Instruction 1
Please turn the records into a numbered list of lines, everything from the line containing "axis-label: ẑ <box>450 153 458 168</box>" down to the line containing "tube <box>60 35 390 75</box>", with blank lines left out.

-- Start of Source --

Orosur Mining Inc. (“Orosur” or “the Company”) (TSX: OMI) (AIM:
OMI) announces the granting of an aggregate of 1,845,000 stock
options (“Options”) to directors, officers and employees and the
issuance of 3,477,581 common shares to Maxit Capital, LP in
consideration of transaction fees relating to the recently
announced transaction with Newmont. Additionally, the Company
announces that copies of the Notice of Annual General Meeting
(“AGM’) have been sent to shareholders and a copy is also available
from the Company’s website.
The AGM will be held on November 27, 2018 at 4:00 p.m. GMT at
the Offices of Cantor Fitzgerald Europe, One Churchill Place,
Canary Wharf, London, England, E14 5RB. The Company asks that any
shareholders wishing to attend provide advance notice in order for
building security to provide them access.
ANNUAL STOCK OPTION GRANT
Officers and employees were granted a total of 1,430,000 stock
options and the balance equivalent to 415,000 stock options were
granted to Directors pursuant to the annual grant, which shall vest
in three equal parts: the first part immediately and the second and
third parts on October 23, 2019 and November 23, 2020,
respectively.
All Options are exercisable at a price of CAD$0.11 per common
share, on or before October 23, 2023. Pricing is based on the
closing price of the Orosur’s shares on October 23, 2018 on the
Toronto Stock Exchange.

-- End of Source --

Instruction 2
Reproduce the Orosur announcement verbatim, everything from "All Options are" down to "Toronto Stock Exchange.".

-- Start of Extracted entries --

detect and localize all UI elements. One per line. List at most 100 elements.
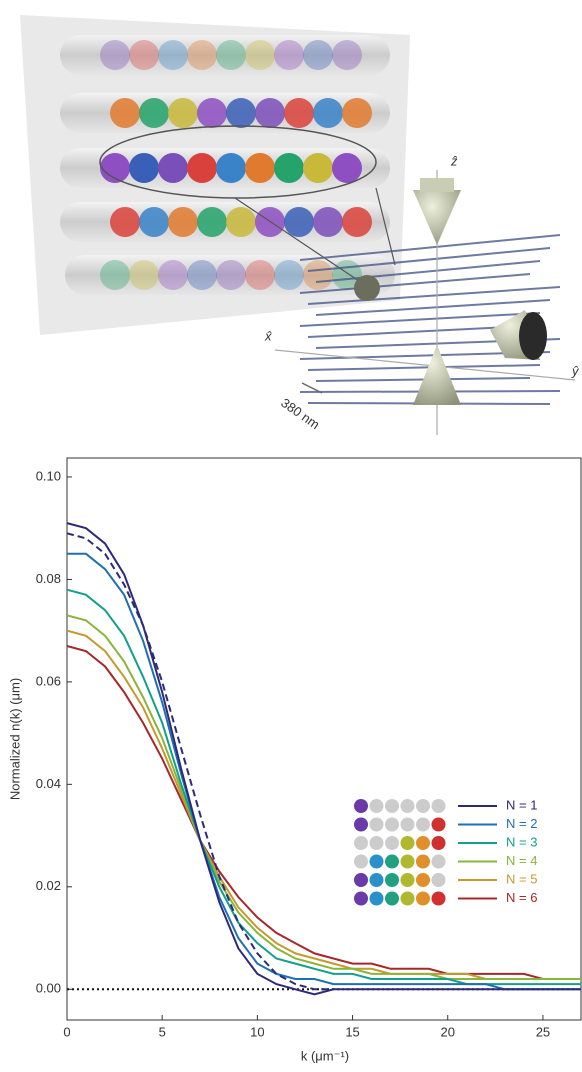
axis-label: ẑ <box>450 153 458 168</box>
selection-ellipse <box>99 125 377 199</box>
sphere <box>274 260 304 290</box>
legend-icon <box>431 873 446 887</box>
sphere <box>342 98 372 128</box>
beam-cone <box>413 190 461 245</box>
sphere <box>129 40 159 70</box>
y-tick-label: 0.10 <box>36 468 61 483</box>
legend-icon <box>416 873 430 887</box>
sphere <box>110 207 140 237</box>
lattice-line <box>299 234 561 261</box>
illustration: ẑ x̂ ŷ 380 nm <box>20 15 580 435</box>
legend-icon <box>431 799 446 813</box>
legend-icon <box>354 873 368 887</box>
axis-label: x̂ <box>264 328 272 343</box>
sphere <box>303 40 333 70</box>
x-tick-label: 5 <box>159 1024 166 1039</box>
legend-icon <box>400 799 415 813</box>
legend-label: N = 3 <box>506 834 537 849</box>
legend-icon <box>400 891 415 906</box>
y-axis-label: Normalized n(k) (μm) <box>7 678 22 800</box>
sphere <box>129 260 159 290</box>
y-tick-label: 0.00 <box>36 981 61 996</box>
lattice-line <box>299 273 531 294</box>
legend-icon <box>369 817 384 832</box>
sphere <box>332 153 362 183</box>
sphere <box>342 207 372 237</box>
sphere <box>245 153 275 183</box>
sphere <box>187 260 217 290</box>
legend-icon <box>369 873 384 887</box>
sphere <box>274 40 304 70</box>
legend-icon <box>400 836 415 850</box>
lattice-line <box>307 247 551 272</box>
legend-icon <box>385 836 399 850</box>
legend-icon <box>400 854 415 869</box>
sphere <box>129 153 159 183</box>
lattice-line <box>315 299 551 316</box>
legend-label: N = 1 <box>506 797 537 812</box>
tube <box>60 35 390 75</box>
x-tick-label: 25 <box>536 1024 550 1039</box>
sphere <box>187 40 217 70</box>
sphere <box>139 98 169 128</box>
sphere <box>100 153 130 183</box>
sphere <box>274 153 304 183</box>
lattice-line <box>299 312 541 327</box>
legend-label: N = 4 <box>506 853 537 868</box>
sphere <box>197 207 227 237</box>
axis-label: ŷ <box>571 363 580 378</box>
data-line <box>66 645 581 980</box>
x-tick-label: 20 <box>441 1024 455 1039</box>
sphere <box>226 207 256 237</box>
sphere <box>216 260 246 290</box>
sphere <box>100 40 130 70</box>
sphere <box>313 98 343 128</box>
sphere <box>245 260 275 290</box>
legend-icon <box>431 817 446 832</box>
legend-icon <box>400 873 415 887</box>
tube <box>65 255 395 295</box>
legend-icon <box>416 854 430 869</box>
legend-icon <box>431 891 446 906</box>
sphere <box>255 98 285 128</box>
y-tick-label: 0.04 <box>36 776 61 791</box>
sphere <box>197 98 227 128</box>
legend-label: N = 5 <box>506 871 537 886</box>
sphere <box>303 260 333 290</box>
sphere <box>313 207 343 237</box>
sphere <box>216 153 246 183</box>
legend-icon <box>354 854 368 869</box>
spacing-arrow <box>301 382 323 394</box>
x-axis-label: k (μm⁻¹) <box>301 1048 349 1063</box>
legend-icon <box>369 854 384 869</box>
data-line <box>66 614 581 980</box>
legend-icon <box>416 817 430 832</box>
y-tick-label: 0.08 <box>36 571 61 586</box>
legend-icon <box>416 799 430 813</box>
legend-label: N = 6 <box>506 890 537 905</box>
beam-port <box>519 312 547 360</box>
sphere <box>158 153 188 183</box>
spacing-label: 380 nm <box>278 395 322 432</box>
sphere <box>332 40 362 70</box>
legend-icon <box>416 836 430 850</box>
legend-icon <box>354 817 368 832</box>
legend-icon <box>385 799 399 813</box>
data-line <box>67 552 581 991</box>
atom <box>354 275 380 301</box>
beam-cone <box>413 345 461 405</box>
legend-icon <box>369 836 384 850</box>
sphere <box>158 40 188 70</box>
data-line <box>66 629 581 980</box>
legend-label: N = 2 <box>506 816 537 831</box>
legend-icon <box>431 836 446 850</box>
legend-icon <box>354 891 368 906</box>
legend-icon <box>385 891 399 906</box>
sphere <box>187 153 217 183</box>
sphere <box>168 207 198 237</box>
legend-icon <box>354 799 368 813</box>
x-tick-label: 0 <box>63 1024 70 1039</box>
legend-icon <box>431 854 446 869</box>
lattice-line <box>315 377 531 382</box>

-- End of Extracted entries --

Task output 1
1. axis-label: ẑ <box>450 153 458 168</box>
2. selection-ellipse <box>99 125 377 199</box>
3. sphere <box>274 260 304 290</box>
4. legend-icon <box>431 873 446 887</box>
5. sphere <box>342 98 372 128</box>
6. beam-cone <box>413 190 461 245</box>
7. sphere <box>129 40 159 70</box>
8. y-tick-label: 0.10 <box>36 468 61 483</box>
9. legend-icon <box>416 873 430 887</box>
10. sphere <box>110 207 140 237</box>
11. lattice-line <box>299 234 561 261</box>
12. illustration: ẑ x̂ ŷ 380 nm <box>20 15 580 435</box>
13. legend-icon <box>431 799 446 813</box>
14. legend-icon <box>354 873 368 887</box>
15. axis-label: x̂ <box>264 328 272 343</box>
16. sphere <box>303 40 333 70</box>
17. x-tick-label: 5 <box>159 1024 166 1039</box>
18. legend-icon <box>400 799 415 813</box>
19. legend-label: N = 3 <box>506 834 537 849</box>
20. legend-icon <box>400 891 415 906</box>
21. y-axis-label: Normalized n(k) (μm) <box>7 678 22 800</box>
22. sphere <box>129 260 159 290</box>
23. y-tick-label: 0.00 <box>36 981 61 996</box>
24. lattice-line <box>299 273 531 294</box>
25. legend-icon <box>369 817 384 832</box>
26. sphere <box>332 153 362 183</box>
27. sphere <box>342 207 372 237</box>
28. sphere <box>245 153 275 183</box>
29. sphere <box>187 260 217 290</box>
30. legend-icon <box>369 873 384 887</box>
31. sphere <box>274 40 304 70</box>
32. legend-icon <box>400 836 415 850</box>
33. lattice-line <box>307 247 551 272</box>
34. legend-icon <box>385 836 399 850</box>
35. legend-icon <box>400 854 415 869</box>
36. sphere <box>129 153 159 183</box>
37. lattice-line <box>315 299 551 316</box>
38. legend-label: N = 1 <box>506 797 537 812</box>
39. tube <box>60 35 390 75</box>

Task output 2
All Options are exercisable at a price of CAD$0.11 per common
share, on or before October 23, 2023. Pricing is based on the
closing price of the Orosur’s shares on October 23, 2018 on the
Toronto Stock Exchange.